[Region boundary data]
[start]
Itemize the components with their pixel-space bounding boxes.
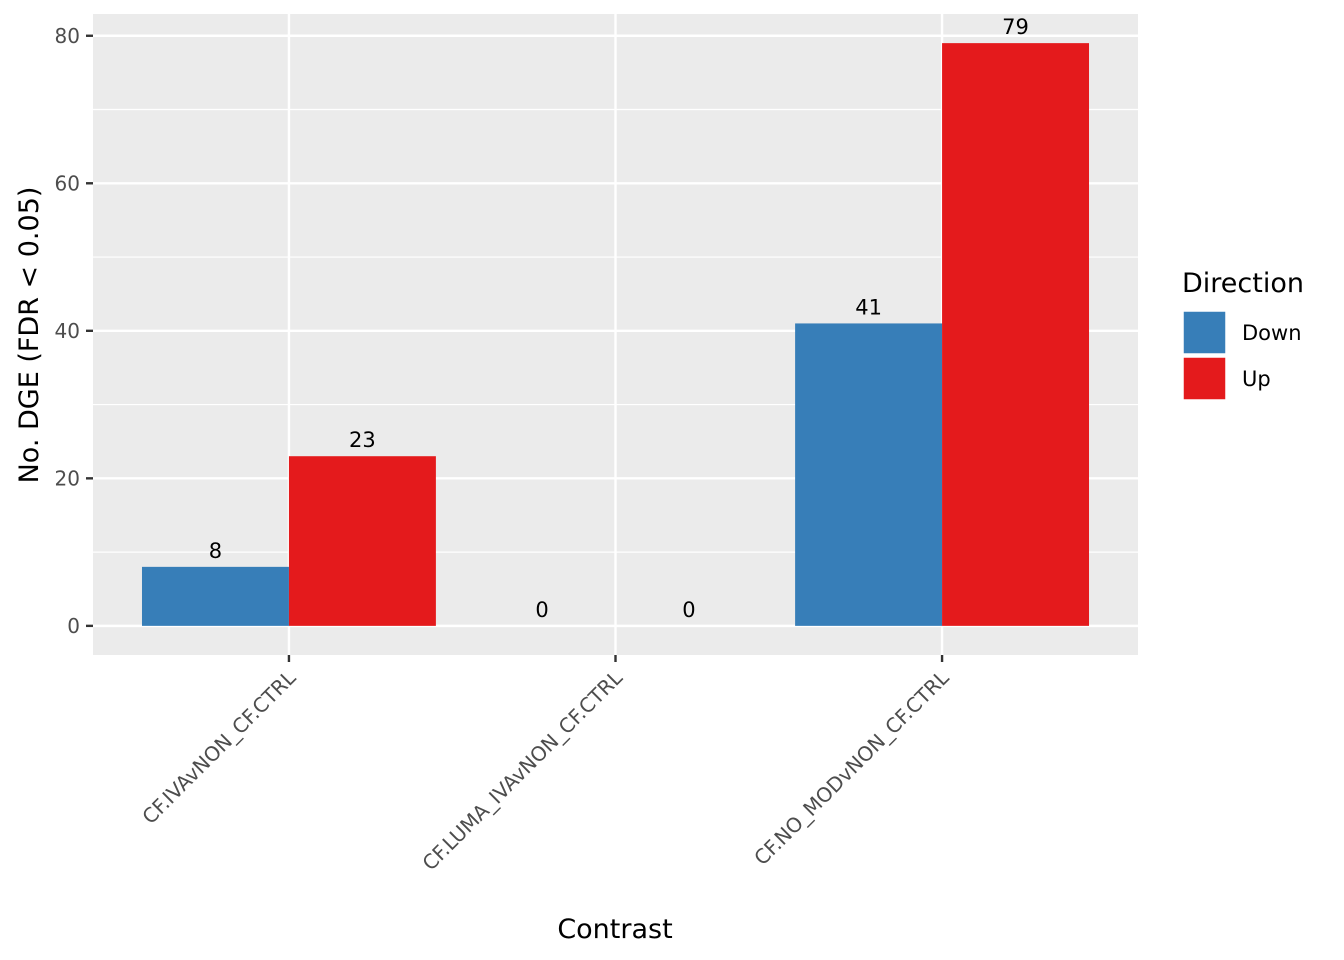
y-tick-label: 0 xyxy=(67,614,80,638)
bar-down-1 xyxy=(141,566,289,626)
y-tick-label: 80 xyxy=(55,24,80,48)
legend: Direction Down Up xyxy=(1182,268,1304,401)
x-tick-label: CF.LUMA_IVAvNON_CF.CTRL xyxy=(417,665,627,875)
data-label-up-1: 23 xyxy=(349,428,376,452)
y-tick-label: 60 xyxy=(55,171,80,195)
y-axis: 0 20 40 60 80 xyxy=(55,24,93,638)
x-tick-label: CF.IVAvNON_CF.CTRL xyxy=(137,665,301,829)
legend-label-down: Down xyxy=(1242,321,1302,345)
x-axis-title: Contrast xyxy=(557,914,672,945)
data-label-down-1: 8 xyxy=(209,539,222,563)
legend-key-down xyxy=(1182,310,1227,355)
data-label-down-2: 0 xyxy=(535,598,548,622)
data-label-down-3: 41 xyxy=(855,295,882,319)
bars xyxy=(141,43,1090,626)
legend-title: Direction xyxy=(1182,268,1304,299)
x-tick-label: CF.NO_MODvNON_CF.CTRL xyxy=(749,665,954,870)
legend-label-up: Up xyxy=(1242,367,1271,391)
bar-up-1 xyxy=(288,456,436,626)
y-axis-title: No. DGE (FDR < 0.05) xyxy=(14,187,45,484)
bar-up-3 xyxy=(942,43,1090,626)
data-label-up-2: 0 xyxy=(682,598,695,622)
data-label-up-3: 79 xyxy=(1002,15,1029,39)
y-tick-label: 40 xyxy=(55,319,80,343)
legend-key-up xyxy=(1182,356,1227,401)
bar-down-3 xyxy=(795,323,943,626)
legend-entries: Down Up xyxy=(1182,310,1302,401)
x-axis: CF.IVAvNON_CF.CTRL CF.LUMA_IVAvNON_CF.CTR… xyxy=(137,655,954,875)
y-tick-label: 20 xyxy=(55,466,80,490)
data-labels: 8 23 0 0 41 79 xyxy=(209,15,1029,622)
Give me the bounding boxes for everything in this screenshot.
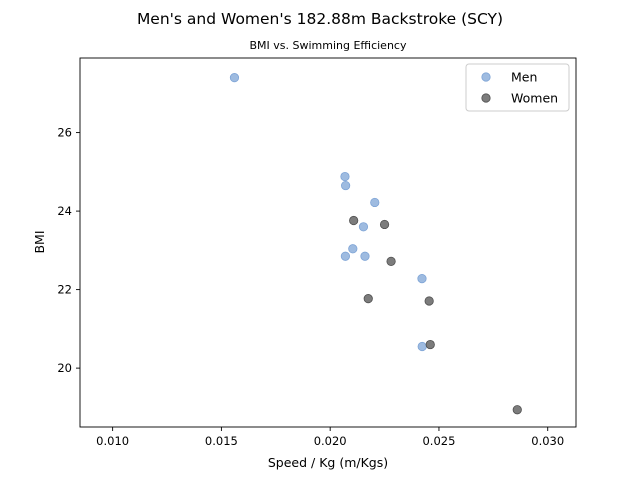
data-point bbox=[386, 256, 396, 266]
data-point bbox=[340, 171, 350, 182]
data-point bbox=[363, 294, 373, 304]
x-tick-label: 0.010 bbox=[96, 434, 129, 448]
data-point bbox=[417, 274, 427, 284]
x-tick-label: 0.020 bbox=[314, 434, 347, 448]
chart-title: Men's and Women's 182.88m Backstroke (SC… bbox=[137, 10, 503, 28]
data-point bbox=[348, 244, 358, 254]
series-men bbox=[229, 73, 427, 352]
data-point bbox=[358, 222, 369, 232]
legend-box bbox=[465, 63, 570, 112]
x-tick-label: 0.015 bbox=[205, 434, 238, 448]
data-point bbox=[512, 405, 522, 415]
data-point bbox=[425, 339, 435, 350]
legend-marker bbox=[481, 93, 491, 103]
y-axis-label: BMI bbox=[32, 230, 47, 253]
y-tick-label: 26 bbox=[57, 126, 72, 140]
data-point bbox=[340, 251, 351, 261]
data-point bbox=[341, 180, 351, 191]
data-point bbox=[229, 73, 240, 83]
legend: Men Women bbox=[465, 63, 570, 112]
y-tick-label: 20 bbox=[57, 361, 72, 375]
x-tick-label: 0.025 bbox=[422, 434, 455, 448]
x-axis-label: Speed / Kg (m/Kgs) bbox=[268, 455, 388, 470]
x-tick-label: 0.030 bbox=[531, 434, 564, 448]
data-point bbox=[360, 251, 370, 261]
data-point bbox=[424, 296, 434, 306]
y-tick-label: 22 bbox=[57, 283, 72, 297]
data-point bbox=[370, 197, 380, 208]
legend-label: Women bbox=[511, 91, 558, 106]
series-women bbox=[349, 215, 522, 415]
legend-label: Men bbox=[511, 70, 537, 85]
axes-frame bbox=[79, 57, 577, 428]
y-tick-label: 24 bbox=[57, 204, 72, 218]
data-point bbox=[349, 215, 359, 226]
chart-subtitle: BMI vs. Swimming Efficiency bbox=[250, 39, 407, 52]
legend-marker bbox=[481, 72, 491, 82]
data-point bbox=[417, 341, 427, 352]
plot-area: 0.010 0.015 0.020 0.025 0.030 20 22 24 26 bbox=[57, 57, 577, 448]
data-point bbox=[379, 219, 390, 230]
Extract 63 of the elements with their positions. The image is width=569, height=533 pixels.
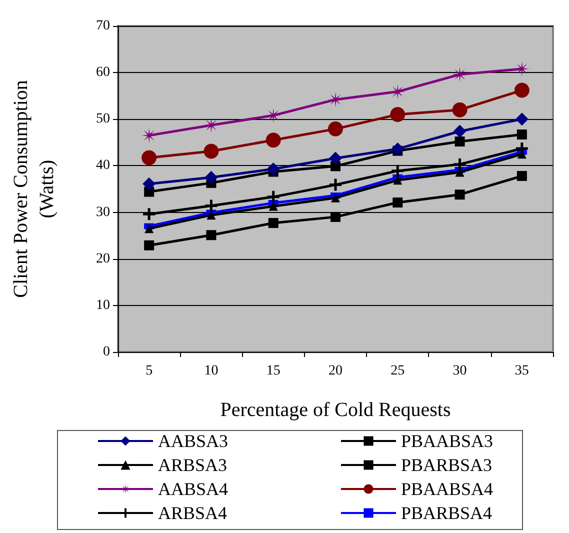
- point: [454, 190, 465, 200]
- point: [328, 92, 343, 108]
- y-axis-title: Client Power Consumption (Watts): [10, 80, 58, 298]
- x-tick-label: 10: [204, 364, 218, 378]
- legend-label: ARBSA3: [158, 455, 228, 475]
- y-tick-label: 0: [103, 344, 110, 360]
- x-tick-label: 15: [266, 364, 280, 378]
- point: [144, 224, 154, 234]
- point: [331, 193, 340, 202]
- point: [206, 210, 216, 220]
- point: [390, 164, 405, 178]
- point: [142, 150, 157, 166]
- point: [452, 102, 468, 118]
- point: [516, 170, 527, 181]
- point: [390, 106, 406, 122]
- point: [392, 198, 403, 208]
- point: [515, 112, 528, 126]
- y-tick-label: 50: [96, 112, 110, 127]
- point: [266, 190, 281, 204]
- point: [142, 128, 157, 143]
- point: [206, 230, 216, 240]
- point: [266, 132, 281, 148]
- legend-label: PBAABSA4: [401, 479, 494, 499]
- point: [453, 124, 466, 138]
- point: [268, 218, 278, 228]
- legend-label: PBAABSA3: [401, 431, 494, 451]
- point: [516, 130, 527, 140]
- point: [268, 202, 278, 211]
- point: [330, 212, 340, 222]
- x-tick-label: 30: [452, 364, 467, 378]
- x-tick-label: 20: [328, 364, 342, 378]
- point: [328, 121, 343, 136]
- point: [204, 118, 219, 133]
- y-tick-label: 10: [96, 298, 110, 313]
- point: [266, 108, 281, 123]
- x-tick-label: 25: [390, 364, 405, 378]
- x-tick-label: 35: [514, 364, 529, 378]
- y-tick-label: 60: [96, 65, 110, 80]
- point: [204, 170, 218, 184]
- point: [393, 176, 402, 185]
- legend-label: AABSA4: [158, 479, 228, 499]
- point: [329, 152, 342, 165]
- y-tick-label: 70: [96, 18, 110, 34]
- y-tick-label: 20: [96, 251, 110, 266]
- point: [142, 177, 156, 190]
- point: [454, 136, 465, 146]
- legend-label: ARBSA4: [158, 503, 228, 523]
- x-tick-label: 5: [146, 364, 153, 378]
- y-tick-label: 30: [96, 204, 110, 220]
- point: [142, 206, 156, 222]
- point: [391, 142, 404, 156]
- legend-label: PBARBSA4: [401, 503, 492, 523]
- y-tick-label: 40: [96, 158, 110, 174]
- point: [266, 162, 280, 176]
- point: [452, 157, 468, 172]
- point: [514, 82, 530, 98]
- legend-label: AABSA3: [158, 431, 228, 451]
- point: [144, 240, 154, 250]
- point: [204, 144, 219, 159]
- x-axis-title: Percentage of Cold Requests: [220, 399, 451, 421]
- legend-label: PBARBSA3: [401, 455, 492, 475]
- point: [328, 178, 343, 192]
- point: [204, 198, 218, 214]
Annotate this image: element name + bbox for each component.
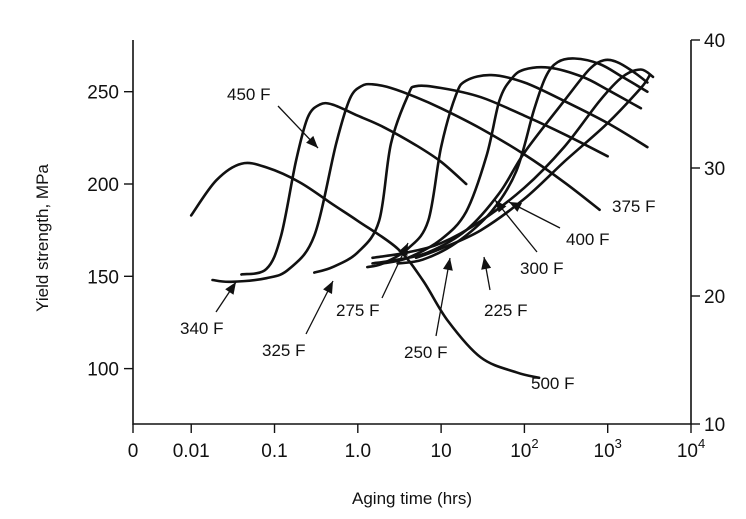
x-tick-label: 10 xyxy=(431,441,452,462)
leader-arrowhead xyxy=(306,135,318,148)
label-500-f: 500 F xyxy=(531,374,574,393)
x-tick-exponent: 2 xyxy=(531,436,538,451)
label-450-f: 450 F xyxy=(227,85,270,104)
curve-340-f xyxy=(211,82,601,284)
leader-arrowhead xyxy=(509,202,522,212)
x-tick-base: 10 xyxy=(594,441,615,462)
curve-400-f xyxy=(371,68,655,260)
x-tick-label: 104 xyxy=(677,436,705,462)
x-tick-exponent: 4 xyxy=(698,436,705,451)
leader-line xyxy=(435,257,451,337)
x-tick-label: 1.0 xyxy=(345,441,371,462)
y2-tick-label: 10 xyxy=(704,415,725,436)
x-axis-title: Aging time (hrs) xyxy=(352,489,472,508)
x-tick-label: 0.1 xyxy=(261,441,287,462)
y2-tick-label: 20 xyxy=(704,287,725,308)
x-tick-label: 0 xyxy=(128,441,139,462)
y-axis-title: Yield strength, MPa xyxy=(33,164,52,312)
curves xyxy=(189,57,655,380)
label-250-f: 250 F xyxy=(404,343,447,362)
x-tick-exponent: 3 xyxy=(615,436,622,451)
y-tick-label: 100 xyxy=(87,360,119,381)
label-225-f: 225 F xyxy=(484,301,527,320)
label-325-f: 325 F xyxy=(262,341,305,360)
curve-450-f xyxy=(240,101,468,276)
leader-arrowhead xyxy=(495,200,507,213)
x-tick-label: 0.01 xyxy=(173,441,210,462)
label-300-f: 300 F xyxy=(520,259,563,278)
leader-arrowhead xyxy=(323,281,333,294)
curve-375-f xyxy=(414,73,652,260)
curve-325-f xyxy=(313,84,609,274)
label-275-f: 275 F xyxy=(336,301,379,320)
label-400-f: 400 F xyxy=(566,230,609,249)
y2-tick-label: 40 xyxy=(704,31,725,52)
leader-arrowhead xyxy=(398,243,408,256)
leader-arrowhead xyxy=(225,282,236,295)
y-tick-label: 250 xyxy=(87,83,119,104)
leader-arrowhead xyxy=(481,257,492,270)
y-tick-label: 200 xyxy=(87,175,119,196)
x-tick-base: 10 xyxy=(677,441,698,462)
label-375-f: 375 F xyxy=(612,197,655,216)
label-340-f: 340 F xyxy=(180,319,223,338)
y2-tick-label: 30 xyxy=(704,159,725,180)
x-tick-label: 102 xyxy=(510,436,538,462)
curve-500-f xyxy=(189,161,541,380)
axis-frame xyxy=(132,40,692,425)
leader-arrowhead xyxy=(443,258,453,271)
axes: 0 0.01 0.1 1.0 10 102 103 104100150200250102030… xyxy=(87,31,725,462)
y-tick-label: 150 xyxy=(87,267,119,288)
curve-250-f xyxy=(381,65,643,265)
x-tick-label: 103 xyxy=(594,436,622,462)
x-tick-base: 10 xyxy=(510,441,531,462)
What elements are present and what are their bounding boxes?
[end]
**STATED PROBLEM:**
Reproduce the data above verbatim, beginning with the line that contains "- point: [454, 190, 465, 200]" and ending with the line that contains "- x-tick-label: 25: [390, 364, 405, 378]", including both of those lines.

**SOLUTION BELOW:**
- point: [454, 190, 465, 200]
- point: [328, 92, 343, 108]
- y-axis-title: Client Power Consumption (Watts): [10, 80, 58, 298]
- x-tick-label: 10: [204, 364, 218, 378]
- legend-label: ARBSA3: [158, 455, 228, 475]
- y-tick-label: 0: [103, 344, 110, 360]
- x-tick-label: 15: [266, 364, 280, 378]
- point: [144, 224, 154, 234]
- point: [331, 193, 340, 202]
- point: [206, 210, 216, 220]
- point: [390, 164, 405, 178]
- point: [142, 150, 157, 166]
- point: [452, 102, 468, 118]
- point: [516, 170, 527, 181]
- point: [390, 106, 406, 122]
- point: [392, 198, 403, 208]
- point: [515, 112, 528, 126]
- y-tick-label: 50: [96, 112, 110, 127]
- point: [266, 190, 281, 204]
- point: [142, 128, 157, 143]
- point: [206, 230, 216, 240]
- point: [266, 132, 281, 148]
- legend-label: PBAABSA4: [401, 479, 494, 499]
- point: [453, 124, 466, 138]
- point: [268, 218, 278, 228]
- legend-label: PBAABSA3: [401, 431, 494, 451]
- point: [516, 130, 527, 140]
- point: [268, 202, 278, 211]
- point: [330, 212, 340, 222]
- x-tick-label: 30: [452, 364, 467, 378]
- x-tick-label: 20: [328, 364, 342, 378]
- point: [328, 121, 343, 136]
- point: [204, 118, 219, 133]
- y-tick-label: 10: [96, 298, 110, 313]
- point: [266, 108, 281, 123]
- x-tick-label: 25: [390, 364, 405, 378]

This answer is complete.